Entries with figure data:
##########

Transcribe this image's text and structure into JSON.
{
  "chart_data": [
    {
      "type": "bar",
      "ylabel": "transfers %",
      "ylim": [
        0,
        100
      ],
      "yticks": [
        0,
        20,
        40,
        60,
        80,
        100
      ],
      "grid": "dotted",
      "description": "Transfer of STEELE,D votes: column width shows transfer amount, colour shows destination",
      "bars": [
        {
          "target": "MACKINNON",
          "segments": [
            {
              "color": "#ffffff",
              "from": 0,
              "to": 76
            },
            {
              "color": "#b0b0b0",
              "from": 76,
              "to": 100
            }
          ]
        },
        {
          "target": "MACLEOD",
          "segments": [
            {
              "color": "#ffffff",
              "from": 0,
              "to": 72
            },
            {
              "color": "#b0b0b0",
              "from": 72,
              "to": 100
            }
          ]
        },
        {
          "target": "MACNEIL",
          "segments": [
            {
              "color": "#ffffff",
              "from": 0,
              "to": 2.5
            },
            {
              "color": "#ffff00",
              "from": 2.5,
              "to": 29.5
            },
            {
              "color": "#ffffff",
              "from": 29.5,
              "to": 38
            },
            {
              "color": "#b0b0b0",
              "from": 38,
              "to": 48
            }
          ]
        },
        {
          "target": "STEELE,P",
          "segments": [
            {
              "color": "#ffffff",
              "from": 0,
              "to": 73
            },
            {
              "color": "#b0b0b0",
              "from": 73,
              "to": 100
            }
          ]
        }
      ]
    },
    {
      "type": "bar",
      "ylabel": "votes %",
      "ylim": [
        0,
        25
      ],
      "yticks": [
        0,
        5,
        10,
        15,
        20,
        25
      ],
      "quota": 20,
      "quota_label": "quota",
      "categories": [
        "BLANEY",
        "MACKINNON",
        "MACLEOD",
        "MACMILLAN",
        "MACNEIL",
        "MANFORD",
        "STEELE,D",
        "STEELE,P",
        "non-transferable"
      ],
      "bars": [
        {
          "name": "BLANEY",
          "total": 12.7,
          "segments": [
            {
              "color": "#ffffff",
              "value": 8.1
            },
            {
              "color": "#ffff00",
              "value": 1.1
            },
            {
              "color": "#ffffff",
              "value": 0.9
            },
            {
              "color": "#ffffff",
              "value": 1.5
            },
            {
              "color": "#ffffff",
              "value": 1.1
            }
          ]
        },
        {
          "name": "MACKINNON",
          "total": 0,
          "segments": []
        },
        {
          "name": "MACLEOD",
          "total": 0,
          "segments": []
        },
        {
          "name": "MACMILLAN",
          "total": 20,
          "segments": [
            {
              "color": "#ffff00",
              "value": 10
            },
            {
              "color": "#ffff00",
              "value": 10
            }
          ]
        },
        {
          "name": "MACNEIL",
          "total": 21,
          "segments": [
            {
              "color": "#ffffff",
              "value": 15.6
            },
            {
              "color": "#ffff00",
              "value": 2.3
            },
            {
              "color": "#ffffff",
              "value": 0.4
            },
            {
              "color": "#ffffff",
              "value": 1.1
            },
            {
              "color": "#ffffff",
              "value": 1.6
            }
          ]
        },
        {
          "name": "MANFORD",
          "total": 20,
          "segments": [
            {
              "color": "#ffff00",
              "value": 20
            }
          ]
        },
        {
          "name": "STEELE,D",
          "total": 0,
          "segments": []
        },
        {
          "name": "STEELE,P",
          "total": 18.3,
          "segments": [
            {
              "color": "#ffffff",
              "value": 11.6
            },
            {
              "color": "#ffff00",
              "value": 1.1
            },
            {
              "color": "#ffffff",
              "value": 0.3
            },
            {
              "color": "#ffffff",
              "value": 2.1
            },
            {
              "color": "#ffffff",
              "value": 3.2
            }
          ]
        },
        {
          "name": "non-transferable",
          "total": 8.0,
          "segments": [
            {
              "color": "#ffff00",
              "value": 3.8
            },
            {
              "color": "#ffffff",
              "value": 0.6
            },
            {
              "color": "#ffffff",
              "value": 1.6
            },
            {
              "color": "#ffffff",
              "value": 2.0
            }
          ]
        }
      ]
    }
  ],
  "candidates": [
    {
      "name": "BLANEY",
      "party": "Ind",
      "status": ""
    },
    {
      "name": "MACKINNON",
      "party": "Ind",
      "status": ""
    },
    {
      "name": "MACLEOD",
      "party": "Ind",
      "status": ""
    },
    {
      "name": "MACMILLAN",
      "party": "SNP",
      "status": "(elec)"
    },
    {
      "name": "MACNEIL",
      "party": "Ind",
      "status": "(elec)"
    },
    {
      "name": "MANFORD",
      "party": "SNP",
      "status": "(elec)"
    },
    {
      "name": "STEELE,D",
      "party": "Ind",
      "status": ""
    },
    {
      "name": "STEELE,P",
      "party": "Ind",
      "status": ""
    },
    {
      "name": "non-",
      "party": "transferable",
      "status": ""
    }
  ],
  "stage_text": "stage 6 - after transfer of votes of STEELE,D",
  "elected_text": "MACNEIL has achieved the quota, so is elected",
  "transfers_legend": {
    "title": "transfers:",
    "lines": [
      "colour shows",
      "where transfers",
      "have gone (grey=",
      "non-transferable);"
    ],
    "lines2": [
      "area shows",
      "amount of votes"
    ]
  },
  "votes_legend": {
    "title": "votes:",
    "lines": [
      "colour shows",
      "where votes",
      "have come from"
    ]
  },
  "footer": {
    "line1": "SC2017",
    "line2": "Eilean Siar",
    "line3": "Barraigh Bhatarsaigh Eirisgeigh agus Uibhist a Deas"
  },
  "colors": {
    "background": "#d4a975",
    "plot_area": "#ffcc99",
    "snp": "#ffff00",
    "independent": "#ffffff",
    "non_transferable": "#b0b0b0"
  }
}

##########

Task details: Go through the records above and set each one down exactly, please.

Result for this exercise:
Transcribe this image's text and structure into JSON.
{
  "chart_data": [
    {
      "type": "bar",
      "ylabel": "transfers %",
      "ylim": [
        0,
        100
      ],
      "yticks": [
        0,
        20,
        40,
        60,
        80,
        100
      ],
      "grid": "dotted",
      "description": "Transfer of STEELE,D votes: column width shows transfer amount, colour shows destination",
      "bars": [
        {
          "target": "MACKINNON",
          "segments": [
            {
              "color": "#ffffff",
              "from": 0,
              "to": 76
            },
            {
              "color": "#b0b0b0",
              "from": 76,
              "to": 100
            }
          ]
        },
        {
          "target": "MACLEOD",
          "segments": [
            {
              "color": "#ffffff",
              "from": 0,
              "to": 72
            },
            {
              "color": "#b0b0b0",
              "from": 72,
              "to": 100
            }
          ]
        },
        {
          "target": "MACNEIL",
          "segments": [
            {
              "color": "#ffffff",
              "from": 0,
              "to": 2.5
            },
            {
              "color": "#ffff00",
              "from": 2.5,
              "to": 29.5
            },
            {
              "color": "#ffffff",
              "from": 29.5,
              "to": 38
            },
            {
              "color": "#b0b0b0",
              "from": 38,
              "to": 48
            }
          ]
        },
        {
          "target": "STEELE,P",
          "segments": [
            {
              "color": "#ffffff",
              "from": 0,
              "to": 73
            },
            {
              "color": "#b0b0b0",
              "from": 73,
              "to": 100
            }
          ]
        }
      ]
    },
    {
      "type": "bar",
      "ylabel": "votes %",
      "ylim": [
        0,
        25
      ],
      "yticks": [
        0,
        5,
        10,
        15,
        20,
        25
      ],
      "quota": 20,
      "quota_label": "quota",
      "categories": [
        "BLANEY",
        "MACKINNON",
        "MACLEOD",
        "MACMILLAN",
        "MACNEIL",
        "MANFORD",
        "STEELE,D",
        "STEELE,P",
        "non-transferable"
      ],
      "bars": [
        {
          "name": "BLANEY",
          "total": 12.7,
          "segments": [
            {
              "color": "#ffffff",
              "value": 8.1
            },
            {
              "color": "#ffff00",
              "value": 1.1
            },
            {
              "color": "#ffffff",
              "value": 0.9
            },
            {
              "color": "#ffffff",
              "value": 1.5
            },
            {
              "color": "#ffffff",
              "value": 1.1
            }
          ]
        },
        {
          "name": "MACKINNON",
          "total": 0,
          "segments": []
        },
        {
          "name": "MACLEOD",
          "total": 0,
          "segments": []
        },
        {
          "name": "MACMILLAN",
          "total": 20,
          "segments": [
            {
              "color": "#ffff00",
              "value": 10
            },
            {
              "color": "#ffff00",
              "value": 10
            }
          ]
        },
        {
          "name": "MACNEIL",
          "total": 21,
          "segments": [
            {
              "color": "#ffffff",
              "value": 15.6
            },
            {
              "color": "#ffff00",
              "value": 2.3
            },
            {
              "color": "#ffffff",
              "value": 0.4
            },
            {
              "color": "#ffffff",
              "value": 1.1
            },
            {
              "color": "#ffffff",
              "value": 1.6
            }
          ]
        },
        {
          "name": "MANFORD",
          "total": 20,
          "segments": [
            {
              "color": "#ffff00",
              "value": 20
            }
          ]
        },
        {
          "name": "STEELE,D",
          "total": 0,
          "segments": []
        },
        {
          "name": "STEELE,P",
          "total": 18.3,
          "segments": [
            {
              "color": "#ffffff",
              "value": 11.6
            },
            {
              "color": "#ffff00",
              "value": 1.1
            },
            {
              "color": "#ffffff",
              "value": 0.3
            },
            {
              "color": "#ffffff",
              "value": 2.1
            },
            {
              "color": "#ffffff",
              "value": 3.2
            }
          ]
        },
        {
          "name": "non-transferable",
          "total": 8.0,
          "segments": [
            {
              "color": "#ffff00",
              "value": 3.8
            },
            {
              "color": "#ffffff",
              "value": 0.6
            },
            {
              "color": "#ffffff",
              "value": 1.6
            },
            {
              "color": "#ffffff",
              "value": 2.0
            }
          ]
        }
      ]
    }
  ],
  "candidates": [
    {
      "name": "BLANEY",
      "party": "Ind",
      "status": ""
    },
    {
      "name": "MACKINNON",
      "party": "Ind",
      "status": ""
    },
    {
      "name": "MACLEOD",
      "party": "Ind",
      "status": ""
    },
    {
      "name": "MACMILLAN",
      "party": "SNP",
      "status": "(elec)"
    },
    {
      "name": "MACNEIL",
      "party": "Ind",
      "status": "(elec)"
    },
    {
      "name": "MANFORD",
      "party": "SNP",
      "status": "(elec)"
    },
    {
      "name": "STEELE,D",
      "party": "Ind",
      "status": ""
    },
    {
      "name": "STEELE,P",
      "party": "Ind",
      "status": ""
    },
    {
      "name": "non-",
      "party": "transferable",
      "status": ""
    }
  ],
  "stage_text": "stage 6 - after transfer of votes of STEELE,D",
  "elected_text": "MACNEIL has achieved the quota, so is elected",
  "transfers_legend": {
    "title": "transfers:",
    "lines": [
      "colour shows",
      "where transfers",
      "have gone (grey=",
      "non-transferable);"
    ],
    "lines2": [
      "area shows",
      "amount of votes"
    ]
  },
  "votes_legend": {
    "title": "votes:",
    "lines": [
      "colour shows",
      "where votes",
      "have come from"
    ]
  },
  "footer": {
    "line1": "SC2017",
    "line2": "Eilean Siar",
    "line3": "Barraigh Bhatarsaigh Eirisgeigh agus Uibhist a Deas"
  },
  "colors": {
    "background": "#d4a975",
    "plot_area": "#ffcc99",
    "snp": "#ffff00",
    "independent": "#ffffff",
    "non_transferable": "#b0b0b0"
  }
}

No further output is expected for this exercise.